Rename "field-value" to "value-text" in the records from the first line through the line that contains "field-label: ファイルの種類: [23, 138, 105, 152]", inclusive, and return only those lines with everything else unchanged.
============
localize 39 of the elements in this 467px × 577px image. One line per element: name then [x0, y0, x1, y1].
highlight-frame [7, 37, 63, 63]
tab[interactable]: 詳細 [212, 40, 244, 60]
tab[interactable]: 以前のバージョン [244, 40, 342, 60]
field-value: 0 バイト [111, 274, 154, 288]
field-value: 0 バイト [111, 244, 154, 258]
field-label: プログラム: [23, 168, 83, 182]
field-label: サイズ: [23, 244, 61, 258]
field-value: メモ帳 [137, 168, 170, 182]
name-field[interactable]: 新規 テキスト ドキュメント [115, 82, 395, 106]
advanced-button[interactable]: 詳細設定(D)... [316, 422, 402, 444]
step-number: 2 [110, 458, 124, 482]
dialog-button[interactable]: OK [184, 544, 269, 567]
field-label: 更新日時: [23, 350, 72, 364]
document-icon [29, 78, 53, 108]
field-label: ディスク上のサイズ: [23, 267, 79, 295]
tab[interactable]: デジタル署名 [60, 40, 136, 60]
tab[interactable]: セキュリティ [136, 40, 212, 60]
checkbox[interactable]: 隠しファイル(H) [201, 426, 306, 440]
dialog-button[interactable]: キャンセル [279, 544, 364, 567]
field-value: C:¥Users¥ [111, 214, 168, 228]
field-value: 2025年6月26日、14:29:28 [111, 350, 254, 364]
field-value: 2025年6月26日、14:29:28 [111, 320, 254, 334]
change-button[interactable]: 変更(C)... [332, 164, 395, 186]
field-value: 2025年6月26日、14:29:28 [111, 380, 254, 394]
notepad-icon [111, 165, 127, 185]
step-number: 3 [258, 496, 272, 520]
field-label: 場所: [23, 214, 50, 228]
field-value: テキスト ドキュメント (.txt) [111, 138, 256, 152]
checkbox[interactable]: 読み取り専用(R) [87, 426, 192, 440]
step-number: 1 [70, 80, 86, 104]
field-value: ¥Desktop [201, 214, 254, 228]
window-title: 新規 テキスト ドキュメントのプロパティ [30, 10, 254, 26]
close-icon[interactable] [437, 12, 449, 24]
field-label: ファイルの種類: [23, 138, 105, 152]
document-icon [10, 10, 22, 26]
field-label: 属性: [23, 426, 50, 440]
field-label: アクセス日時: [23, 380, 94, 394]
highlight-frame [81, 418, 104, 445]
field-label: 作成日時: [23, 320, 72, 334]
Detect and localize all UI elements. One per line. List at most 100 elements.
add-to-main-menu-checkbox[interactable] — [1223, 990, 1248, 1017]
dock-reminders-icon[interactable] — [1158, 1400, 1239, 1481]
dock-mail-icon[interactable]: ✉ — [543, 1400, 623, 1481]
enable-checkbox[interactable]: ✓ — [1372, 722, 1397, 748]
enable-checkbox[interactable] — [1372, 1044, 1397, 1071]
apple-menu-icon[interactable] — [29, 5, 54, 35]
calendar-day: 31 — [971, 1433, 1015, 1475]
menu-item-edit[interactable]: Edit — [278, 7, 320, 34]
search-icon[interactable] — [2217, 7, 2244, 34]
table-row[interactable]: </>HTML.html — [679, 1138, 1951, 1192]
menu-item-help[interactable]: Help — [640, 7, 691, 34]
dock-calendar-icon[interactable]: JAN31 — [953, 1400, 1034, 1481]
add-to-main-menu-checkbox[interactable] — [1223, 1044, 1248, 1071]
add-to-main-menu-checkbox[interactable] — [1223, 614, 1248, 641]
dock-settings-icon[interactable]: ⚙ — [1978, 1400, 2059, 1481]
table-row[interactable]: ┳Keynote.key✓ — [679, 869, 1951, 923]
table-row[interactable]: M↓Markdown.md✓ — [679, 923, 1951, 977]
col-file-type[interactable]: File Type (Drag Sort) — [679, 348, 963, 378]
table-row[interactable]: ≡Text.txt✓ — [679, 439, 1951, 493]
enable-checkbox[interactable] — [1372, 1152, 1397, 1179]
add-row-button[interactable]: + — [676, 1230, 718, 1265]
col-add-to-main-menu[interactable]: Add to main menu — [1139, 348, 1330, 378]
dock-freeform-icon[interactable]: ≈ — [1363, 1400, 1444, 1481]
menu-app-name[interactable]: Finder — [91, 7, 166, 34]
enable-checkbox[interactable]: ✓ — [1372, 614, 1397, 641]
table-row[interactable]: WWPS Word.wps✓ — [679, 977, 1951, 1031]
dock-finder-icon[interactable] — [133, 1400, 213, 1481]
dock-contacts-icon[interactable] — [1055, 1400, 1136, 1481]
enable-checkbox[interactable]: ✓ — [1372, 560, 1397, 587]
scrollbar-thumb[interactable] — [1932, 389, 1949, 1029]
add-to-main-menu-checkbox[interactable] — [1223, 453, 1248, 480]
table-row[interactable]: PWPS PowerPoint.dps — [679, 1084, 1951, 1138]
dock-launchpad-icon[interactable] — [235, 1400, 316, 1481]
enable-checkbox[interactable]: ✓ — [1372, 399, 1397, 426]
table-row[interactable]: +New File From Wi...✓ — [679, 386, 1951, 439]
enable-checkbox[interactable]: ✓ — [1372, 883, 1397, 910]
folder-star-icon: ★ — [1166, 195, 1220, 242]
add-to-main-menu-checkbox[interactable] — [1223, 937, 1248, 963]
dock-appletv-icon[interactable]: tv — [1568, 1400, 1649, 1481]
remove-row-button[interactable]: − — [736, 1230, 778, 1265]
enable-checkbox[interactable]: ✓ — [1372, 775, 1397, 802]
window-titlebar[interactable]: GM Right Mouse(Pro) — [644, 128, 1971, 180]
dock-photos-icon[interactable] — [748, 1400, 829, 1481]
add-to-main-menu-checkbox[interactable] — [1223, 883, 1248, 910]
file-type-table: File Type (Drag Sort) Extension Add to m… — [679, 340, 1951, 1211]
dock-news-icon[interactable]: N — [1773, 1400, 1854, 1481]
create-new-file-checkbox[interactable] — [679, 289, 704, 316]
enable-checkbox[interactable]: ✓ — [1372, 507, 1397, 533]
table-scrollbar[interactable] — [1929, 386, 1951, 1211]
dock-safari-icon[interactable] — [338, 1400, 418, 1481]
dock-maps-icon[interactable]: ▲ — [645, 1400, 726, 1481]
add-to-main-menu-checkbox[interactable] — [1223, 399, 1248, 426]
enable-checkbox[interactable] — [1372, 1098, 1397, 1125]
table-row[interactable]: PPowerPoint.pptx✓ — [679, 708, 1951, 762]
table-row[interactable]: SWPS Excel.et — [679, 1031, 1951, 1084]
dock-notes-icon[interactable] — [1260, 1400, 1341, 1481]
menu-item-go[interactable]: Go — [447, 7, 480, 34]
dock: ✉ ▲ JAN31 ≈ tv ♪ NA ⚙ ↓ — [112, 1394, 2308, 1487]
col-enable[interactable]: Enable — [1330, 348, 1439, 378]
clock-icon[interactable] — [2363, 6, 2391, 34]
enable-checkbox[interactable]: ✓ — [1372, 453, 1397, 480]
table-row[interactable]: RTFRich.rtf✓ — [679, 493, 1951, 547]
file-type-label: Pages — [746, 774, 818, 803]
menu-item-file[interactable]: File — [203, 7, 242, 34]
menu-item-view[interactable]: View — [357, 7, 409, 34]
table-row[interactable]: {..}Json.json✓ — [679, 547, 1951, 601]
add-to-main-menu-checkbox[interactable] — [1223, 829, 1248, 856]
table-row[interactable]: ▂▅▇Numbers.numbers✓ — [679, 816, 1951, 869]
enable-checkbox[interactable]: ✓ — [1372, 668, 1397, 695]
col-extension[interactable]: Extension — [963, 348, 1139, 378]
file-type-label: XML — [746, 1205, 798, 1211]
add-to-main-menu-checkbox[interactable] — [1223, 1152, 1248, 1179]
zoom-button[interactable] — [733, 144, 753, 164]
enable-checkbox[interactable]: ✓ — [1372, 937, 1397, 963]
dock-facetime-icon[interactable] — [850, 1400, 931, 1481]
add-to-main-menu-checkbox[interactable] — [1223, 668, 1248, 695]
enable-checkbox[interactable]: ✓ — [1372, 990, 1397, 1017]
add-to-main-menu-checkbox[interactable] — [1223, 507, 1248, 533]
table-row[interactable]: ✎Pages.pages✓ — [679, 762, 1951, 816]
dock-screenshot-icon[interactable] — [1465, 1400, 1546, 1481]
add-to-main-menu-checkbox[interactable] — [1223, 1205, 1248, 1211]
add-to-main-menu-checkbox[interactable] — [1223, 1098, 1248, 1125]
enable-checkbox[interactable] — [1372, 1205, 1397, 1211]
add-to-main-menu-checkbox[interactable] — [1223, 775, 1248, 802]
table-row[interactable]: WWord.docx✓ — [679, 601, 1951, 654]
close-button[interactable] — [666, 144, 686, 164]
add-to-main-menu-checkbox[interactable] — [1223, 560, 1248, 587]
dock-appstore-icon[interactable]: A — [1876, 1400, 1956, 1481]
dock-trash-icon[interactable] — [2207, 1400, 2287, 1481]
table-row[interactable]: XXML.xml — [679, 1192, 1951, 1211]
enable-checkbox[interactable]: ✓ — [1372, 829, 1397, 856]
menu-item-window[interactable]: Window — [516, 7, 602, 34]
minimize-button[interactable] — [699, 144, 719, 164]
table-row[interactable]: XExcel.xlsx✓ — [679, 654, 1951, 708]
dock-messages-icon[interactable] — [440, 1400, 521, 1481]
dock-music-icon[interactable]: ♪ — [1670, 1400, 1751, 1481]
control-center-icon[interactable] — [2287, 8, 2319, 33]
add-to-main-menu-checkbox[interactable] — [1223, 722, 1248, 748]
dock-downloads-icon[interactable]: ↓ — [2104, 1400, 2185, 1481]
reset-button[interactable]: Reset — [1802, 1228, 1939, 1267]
============
■ FINISHED ANSWER ■
localize 39 of the elements in this 467px × 577px image. One line per element: name then [x0, y0, x1, y1].
highlight-frame [7, 37, 63, 63]
tab[interactable]: 詳細 [212, 40, 244, 60]
tab[interactable]: 以前のバージョン [244, 40, 342, 60]
value-text: 0 バイト [111, 274, 154, 288]
value-text: 0 バイト [111, 244, 154, 258]
field-label: プログラム: [23, 168, 83, 182]
field-label: サイズ: [23, 244, 61, 258]
value-text: メモ帳 [137, 168, 170, 182]
name-field[interactable]: 新規 テキスト ドキュメント [115, 82, 395, 106]
advanced-button[interactable]: 詳細設定(D)... [316, 422, 402, 444]
step-number: 2 [110, 458, 124, 482]
dialog-button[interactable]: OK [184, 544, 269, 567]
field-label: 更新日時: [23, 350, 72, 364]
document-icon [29, 78, 53, 108]
field-label: ディスク上のサイズ: [23, 267, 79, 295]
tab[interactable]: デジタル署名 [60, 40, 136, 60]
tab[interactable]: セキュリティ [136, 40, 212, 60]
checkbox[interactable]: 隠しファイル(H) [201, 426, 306, 440]
dialog-button[interactable]: キャンセル [279, 544, 364, 567]
value-text: C:¥Users¥ [111, 214, 168, 228]
value-text: 2025年6月26日、14:29:28 [111, 350, 254, 364]
value-text: 2025年6月26日、14:29:28 [111, 320, 254, 334]
change-button[interactable]: 変更(C)... [332, 164, 395, 186]
value-text: 2025年6月26日、14:29:28 [111, 380, 254, 394]
notepad-icon [111, 165, 127, 185]
step-number: 3 [258, 496, 272, 520]
field-label: 場所: [23, 214, 50, 228]
value-text: テキスト ドキュメント (.txt) [111, 138, 256, 152]
checkbox[interactable]: 読み取り専用(R) [87, 426, 192, 440]
step-number: 1 [70, 80, 86, 104]
value-text: ¥Desktop [201, 214, 254, 228]
window-title: 新規 テキスト ドキュメントのプロパティ [30, 10, 254, 26]
close-icon[interactable] [437, 12, 449, 24]
field-label: ファイルの種類: [23, 138, 105, 152]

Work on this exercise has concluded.